Page records with their text:

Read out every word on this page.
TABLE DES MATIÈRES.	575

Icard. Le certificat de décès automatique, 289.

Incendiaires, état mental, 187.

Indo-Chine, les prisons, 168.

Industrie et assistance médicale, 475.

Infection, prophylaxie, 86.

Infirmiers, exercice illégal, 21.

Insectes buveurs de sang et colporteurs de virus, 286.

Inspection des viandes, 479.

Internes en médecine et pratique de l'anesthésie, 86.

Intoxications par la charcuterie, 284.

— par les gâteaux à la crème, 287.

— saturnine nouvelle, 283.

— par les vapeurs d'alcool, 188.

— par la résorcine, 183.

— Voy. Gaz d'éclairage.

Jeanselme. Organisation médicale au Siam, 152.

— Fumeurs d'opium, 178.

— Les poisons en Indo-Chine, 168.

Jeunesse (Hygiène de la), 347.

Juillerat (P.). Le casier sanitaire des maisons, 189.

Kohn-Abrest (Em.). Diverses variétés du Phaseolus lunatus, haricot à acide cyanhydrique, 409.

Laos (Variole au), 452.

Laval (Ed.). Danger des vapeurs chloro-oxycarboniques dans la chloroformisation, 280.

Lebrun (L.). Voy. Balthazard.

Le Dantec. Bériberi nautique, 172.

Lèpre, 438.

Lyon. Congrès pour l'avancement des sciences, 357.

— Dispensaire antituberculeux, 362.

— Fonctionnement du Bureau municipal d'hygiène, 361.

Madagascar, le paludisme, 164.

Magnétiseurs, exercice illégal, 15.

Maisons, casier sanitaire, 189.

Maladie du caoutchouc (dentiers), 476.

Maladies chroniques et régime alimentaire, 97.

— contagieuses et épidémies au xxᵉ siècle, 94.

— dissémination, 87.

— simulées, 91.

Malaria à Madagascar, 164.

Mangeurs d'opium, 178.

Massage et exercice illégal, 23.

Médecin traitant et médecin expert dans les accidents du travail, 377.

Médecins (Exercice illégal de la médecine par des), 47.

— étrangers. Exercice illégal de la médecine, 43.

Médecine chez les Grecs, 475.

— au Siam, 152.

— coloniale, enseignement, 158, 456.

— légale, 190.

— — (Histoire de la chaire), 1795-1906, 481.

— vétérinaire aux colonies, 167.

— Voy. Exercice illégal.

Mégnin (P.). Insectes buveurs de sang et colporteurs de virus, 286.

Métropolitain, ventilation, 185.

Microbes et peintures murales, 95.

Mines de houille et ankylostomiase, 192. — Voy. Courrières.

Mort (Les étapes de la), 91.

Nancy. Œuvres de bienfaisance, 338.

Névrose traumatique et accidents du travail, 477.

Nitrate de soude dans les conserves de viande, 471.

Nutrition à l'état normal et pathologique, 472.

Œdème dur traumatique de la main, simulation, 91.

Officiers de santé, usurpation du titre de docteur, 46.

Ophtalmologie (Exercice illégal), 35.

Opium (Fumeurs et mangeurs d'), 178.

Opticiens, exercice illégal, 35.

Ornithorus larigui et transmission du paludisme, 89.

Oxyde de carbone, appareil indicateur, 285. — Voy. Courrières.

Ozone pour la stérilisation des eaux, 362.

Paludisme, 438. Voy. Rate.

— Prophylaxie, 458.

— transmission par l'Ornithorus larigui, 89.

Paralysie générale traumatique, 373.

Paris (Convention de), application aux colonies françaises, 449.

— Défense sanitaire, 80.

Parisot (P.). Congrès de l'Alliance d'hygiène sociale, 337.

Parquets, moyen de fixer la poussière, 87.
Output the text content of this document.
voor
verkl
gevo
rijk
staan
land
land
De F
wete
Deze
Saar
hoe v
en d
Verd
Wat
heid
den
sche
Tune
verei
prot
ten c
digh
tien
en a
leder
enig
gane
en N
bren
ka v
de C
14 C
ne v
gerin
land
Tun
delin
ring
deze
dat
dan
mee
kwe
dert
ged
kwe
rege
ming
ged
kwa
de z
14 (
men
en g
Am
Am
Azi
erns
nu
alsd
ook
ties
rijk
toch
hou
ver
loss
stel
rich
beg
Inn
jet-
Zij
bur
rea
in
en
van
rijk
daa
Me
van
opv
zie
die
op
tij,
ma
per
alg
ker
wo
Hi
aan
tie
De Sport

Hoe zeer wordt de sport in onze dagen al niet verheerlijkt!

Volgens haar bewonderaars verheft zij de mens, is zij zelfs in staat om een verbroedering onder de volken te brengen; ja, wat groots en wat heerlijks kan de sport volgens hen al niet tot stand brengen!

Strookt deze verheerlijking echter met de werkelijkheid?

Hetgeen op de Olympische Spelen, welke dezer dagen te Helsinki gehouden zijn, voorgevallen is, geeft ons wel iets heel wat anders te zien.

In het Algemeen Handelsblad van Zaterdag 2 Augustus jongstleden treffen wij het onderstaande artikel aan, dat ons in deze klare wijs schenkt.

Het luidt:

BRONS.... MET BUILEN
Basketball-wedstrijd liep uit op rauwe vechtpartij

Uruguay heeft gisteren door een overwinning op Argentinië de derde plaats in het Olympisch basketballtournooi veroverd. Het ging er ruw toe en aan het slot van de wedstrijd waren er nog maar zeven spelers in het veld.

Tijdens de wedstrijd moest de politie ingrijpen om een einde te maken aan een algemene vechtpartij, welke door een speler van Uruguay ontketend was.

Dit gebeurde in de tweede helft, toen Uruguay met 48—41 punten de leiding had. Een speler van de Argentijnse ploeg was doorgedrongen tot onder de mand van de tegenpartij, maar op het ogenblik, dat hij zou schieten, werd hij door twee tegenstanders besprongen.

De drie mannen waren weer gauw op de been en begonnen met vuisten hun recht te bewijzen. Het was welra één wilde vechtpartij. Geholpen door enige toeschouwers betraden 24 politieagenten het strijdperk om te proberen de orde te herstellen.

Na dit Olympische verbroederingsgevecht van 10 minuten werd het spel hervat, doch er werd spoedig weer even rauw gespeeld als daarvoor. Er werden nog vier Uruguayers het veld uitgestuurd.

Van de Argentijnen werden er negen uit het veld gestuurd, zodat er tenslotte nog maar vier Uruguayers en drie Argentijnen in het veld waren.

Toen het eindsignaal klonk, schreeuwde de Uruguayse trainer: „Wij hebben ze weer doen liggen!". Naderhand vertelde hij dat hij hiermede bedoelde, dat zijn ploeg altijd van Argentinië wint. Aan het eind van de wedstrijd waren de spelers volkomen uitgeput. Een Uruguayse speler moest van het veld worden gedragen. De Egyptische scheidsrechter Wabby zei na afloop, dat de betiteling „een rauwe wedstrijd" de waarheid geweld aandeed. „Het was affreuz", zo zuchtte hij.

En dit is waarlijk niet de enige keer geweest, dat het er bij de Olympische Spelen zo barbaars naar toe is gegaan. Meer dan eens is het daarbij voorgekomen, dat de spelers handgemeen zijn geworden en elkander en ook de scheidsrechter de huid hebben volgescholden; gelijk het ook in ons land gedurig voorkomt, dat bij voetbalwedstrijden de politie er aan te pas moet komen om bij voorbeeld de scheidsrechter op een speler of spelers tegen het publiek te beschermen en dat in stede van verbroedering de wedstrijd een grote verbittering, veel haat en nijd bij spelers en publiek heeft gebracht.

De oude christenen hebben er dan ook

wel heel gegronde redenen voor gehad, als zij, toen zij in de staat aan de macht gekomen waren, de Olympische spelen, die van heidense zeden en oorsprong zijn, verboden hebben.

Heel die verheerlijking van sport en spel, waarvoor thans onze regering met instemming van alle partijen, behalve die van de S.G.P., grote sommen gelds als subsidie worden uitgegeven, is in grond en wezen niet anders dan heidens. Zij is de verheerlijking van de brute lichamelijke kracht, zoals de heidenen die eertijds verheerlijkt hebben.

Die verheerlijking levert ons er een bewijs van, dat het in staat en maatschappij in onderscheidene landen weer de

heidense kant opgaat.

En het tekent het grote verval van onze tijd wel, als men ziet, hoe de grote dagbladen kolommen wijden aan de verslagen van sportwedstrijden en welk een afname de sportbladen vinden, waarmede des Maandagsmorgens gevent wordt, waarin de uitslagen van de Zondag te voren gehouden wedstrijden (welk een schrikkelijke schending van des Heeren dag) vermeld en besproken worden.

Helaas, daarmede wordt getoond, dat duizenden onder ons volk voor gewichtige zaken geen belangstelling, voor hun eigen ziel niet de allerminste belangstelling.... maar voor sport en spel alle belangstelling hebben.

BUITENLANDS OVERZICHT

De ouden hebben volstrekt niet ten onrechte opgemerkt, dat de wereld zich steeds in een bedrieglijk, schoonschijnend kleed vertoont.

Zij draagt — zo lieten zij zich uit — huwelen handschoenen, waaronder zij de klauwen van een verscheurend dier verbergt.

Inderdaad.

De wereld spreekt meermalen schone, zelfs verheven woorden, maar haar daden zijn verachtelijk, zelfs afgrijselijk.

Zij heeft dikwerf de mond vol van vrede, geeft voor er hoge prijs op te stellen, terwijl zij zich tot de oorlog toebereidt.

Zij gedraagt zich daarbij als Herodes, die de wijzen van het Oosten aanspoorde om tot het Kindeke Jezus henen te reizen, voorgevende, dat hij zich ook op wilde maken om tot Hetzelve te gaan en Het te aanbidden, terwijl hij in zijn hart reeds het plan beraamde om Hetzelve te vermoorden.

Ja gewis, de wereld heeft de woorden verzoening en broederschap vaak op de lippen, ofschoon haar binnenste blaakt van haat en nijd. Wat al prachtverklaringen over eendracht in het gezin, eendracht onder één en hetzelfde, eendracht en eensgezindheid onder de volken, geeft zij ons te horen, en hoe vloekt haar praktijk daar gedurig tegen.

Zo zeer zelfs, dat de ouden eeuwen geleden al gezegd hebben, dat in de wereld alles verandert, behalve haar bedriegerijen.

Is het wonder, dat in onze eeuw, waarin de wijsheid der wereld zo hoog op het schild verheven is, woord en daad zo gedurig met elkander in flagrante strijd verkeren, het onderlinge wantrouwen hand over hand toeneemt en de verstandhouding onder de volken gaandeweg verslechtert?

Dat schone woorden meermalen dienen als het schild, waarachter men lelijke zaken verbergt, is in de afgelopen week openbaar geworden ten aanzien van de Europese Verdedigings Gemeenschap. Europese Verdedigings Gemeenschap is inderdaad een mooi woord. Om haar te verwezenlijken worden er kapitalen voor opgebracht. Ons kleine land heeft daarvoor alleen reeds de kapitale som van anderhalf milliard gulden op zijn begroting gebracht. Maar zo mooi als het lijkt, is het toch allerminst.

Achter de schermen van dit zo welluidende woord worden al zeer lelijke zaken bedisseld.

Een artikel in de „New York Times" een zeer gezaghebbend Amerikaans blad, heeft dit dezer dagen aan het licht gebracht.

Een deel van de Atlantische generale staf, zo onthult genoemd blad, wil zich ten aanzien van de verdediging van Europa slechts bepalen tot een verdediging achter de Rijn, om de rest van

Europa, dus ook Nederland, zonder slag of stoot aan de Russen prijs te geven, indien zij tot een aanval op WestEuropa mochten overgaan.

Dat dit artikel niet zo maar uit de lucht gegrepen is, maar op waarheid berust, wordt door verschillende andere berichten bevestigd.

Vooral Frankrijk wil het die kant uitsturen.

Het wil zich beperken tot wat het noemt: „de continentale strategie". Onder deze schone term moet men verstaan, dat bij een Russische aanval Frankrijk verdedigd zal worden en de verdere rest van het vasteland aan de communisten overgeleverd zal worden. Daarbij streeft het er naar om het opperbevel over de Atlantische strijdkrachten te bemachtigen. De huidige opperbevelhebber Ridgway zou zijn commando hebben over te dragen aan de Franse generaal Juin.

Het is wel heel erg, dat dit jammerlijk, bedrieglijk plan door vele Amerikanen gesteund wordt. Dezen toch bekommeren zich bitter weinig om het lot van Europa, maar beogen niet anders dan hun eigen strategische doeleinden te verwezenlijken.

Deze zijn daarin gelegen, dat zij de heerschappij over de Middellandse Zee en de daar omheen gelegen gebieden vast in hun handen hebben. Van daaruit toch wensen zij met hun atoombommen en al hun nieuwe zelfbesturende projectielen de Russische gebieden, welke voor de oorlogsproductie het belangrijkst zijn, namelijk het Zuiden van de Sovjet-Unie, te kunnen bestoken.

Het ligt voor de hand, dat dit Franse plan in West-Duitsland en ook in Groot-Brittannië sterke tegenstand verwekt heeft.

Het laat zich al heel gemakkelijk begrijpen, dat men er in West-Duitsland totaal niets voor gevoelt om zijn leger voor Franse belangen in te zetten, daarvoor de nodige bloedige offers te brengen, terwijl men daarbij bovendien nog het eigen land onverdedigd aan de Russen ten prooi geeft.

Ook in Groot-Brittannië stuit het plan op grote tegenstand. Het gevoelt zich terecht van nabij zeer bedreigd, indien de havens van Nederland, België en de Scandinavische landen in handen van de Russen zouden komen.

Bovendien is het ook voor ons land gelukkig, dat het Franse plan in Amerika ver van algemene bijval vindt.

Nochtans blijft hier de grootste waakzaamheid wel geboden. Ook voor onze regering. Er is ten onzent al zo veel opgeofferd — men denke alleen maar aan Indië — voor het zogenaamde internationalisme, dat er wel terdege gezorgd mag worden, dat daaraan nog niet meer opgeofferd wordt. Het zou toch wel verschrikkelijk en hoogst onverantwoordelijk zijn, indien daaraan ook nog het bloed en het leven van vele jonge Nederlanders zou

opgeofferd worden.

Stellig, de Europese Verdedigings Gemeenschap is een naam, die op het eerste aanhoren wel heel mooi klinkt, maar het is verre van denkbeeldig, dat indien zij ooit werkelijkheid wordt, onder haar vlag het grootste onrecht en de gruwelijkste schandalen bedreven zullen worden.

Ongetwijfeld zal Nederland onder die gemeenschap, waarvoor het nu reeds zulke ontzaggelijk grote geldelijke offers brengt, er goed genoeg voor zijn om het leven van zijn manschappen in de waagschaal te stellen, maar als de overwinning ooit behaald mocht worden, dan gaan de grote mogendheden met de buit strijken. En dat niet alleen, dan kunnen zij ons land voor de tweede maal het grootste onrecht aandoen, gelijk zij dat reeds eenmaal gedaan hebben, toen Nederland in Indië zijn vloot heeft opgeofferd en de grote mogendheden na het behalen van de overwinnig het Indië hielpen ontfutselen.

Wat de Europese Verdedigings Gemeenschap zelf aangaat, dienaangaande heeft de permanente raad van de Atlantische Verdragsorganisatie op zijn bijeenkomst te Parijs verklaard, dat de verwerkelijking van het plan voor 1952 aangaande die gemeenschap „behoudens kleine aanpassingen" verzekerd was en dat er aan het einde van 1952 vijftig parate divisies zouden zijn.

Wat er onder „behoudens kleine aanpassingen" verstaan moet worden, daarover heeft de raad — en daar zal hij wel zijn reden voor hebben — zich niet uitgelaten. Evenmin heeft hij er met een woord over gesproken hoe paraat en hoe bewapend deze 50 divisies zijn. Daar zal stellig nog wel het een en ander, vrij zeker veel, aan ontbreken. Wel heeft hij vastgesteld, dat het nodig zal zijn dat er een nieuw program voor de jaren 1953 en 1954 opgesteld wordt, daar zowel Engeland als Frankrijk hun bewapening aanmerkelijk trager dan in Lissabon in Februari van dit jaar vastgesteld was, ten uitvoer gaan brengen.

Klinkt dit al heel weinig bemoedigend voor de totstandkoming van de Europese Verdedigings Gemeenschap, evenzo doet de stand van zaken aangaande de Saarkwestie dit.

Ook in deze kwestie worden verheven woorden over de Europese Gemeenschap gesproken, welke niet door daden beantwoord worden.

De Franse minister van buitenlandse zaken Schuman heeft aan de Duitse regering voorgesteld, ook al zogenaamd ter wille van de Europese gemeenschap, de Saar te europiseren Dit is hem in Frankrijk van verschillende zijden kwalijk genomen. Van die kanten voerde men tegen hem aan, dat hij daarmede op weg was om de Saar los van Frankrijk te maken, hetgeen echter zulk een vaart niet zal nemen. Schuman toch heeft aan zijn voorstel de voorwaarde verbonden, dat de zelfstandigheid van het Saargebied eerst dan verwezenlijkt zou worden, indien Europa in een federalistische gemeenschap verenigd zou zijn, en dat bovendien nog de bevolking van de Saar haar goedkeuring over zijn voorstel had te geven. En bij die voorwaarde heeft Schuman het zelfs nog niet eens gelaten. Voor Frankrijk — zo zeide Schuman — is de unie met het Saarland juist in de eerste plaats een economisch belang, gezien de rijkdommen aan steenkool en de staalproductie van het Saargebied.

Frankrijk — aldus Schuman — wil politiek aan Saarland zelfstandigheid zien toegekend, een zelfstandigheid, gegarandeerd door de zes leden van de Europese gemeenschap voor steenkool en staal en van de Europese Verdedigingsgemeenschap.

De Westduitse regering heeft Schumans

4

* _ASSIGNMENT_: Return every line from the entries above that includes the word "traumatique".

* _TASK OUTPUT_:
Névrose traumatique et accidents du travail, 477.
Œdème dur traumatique de la main, simulation, 91.
Paralysie générale traumatique, 373.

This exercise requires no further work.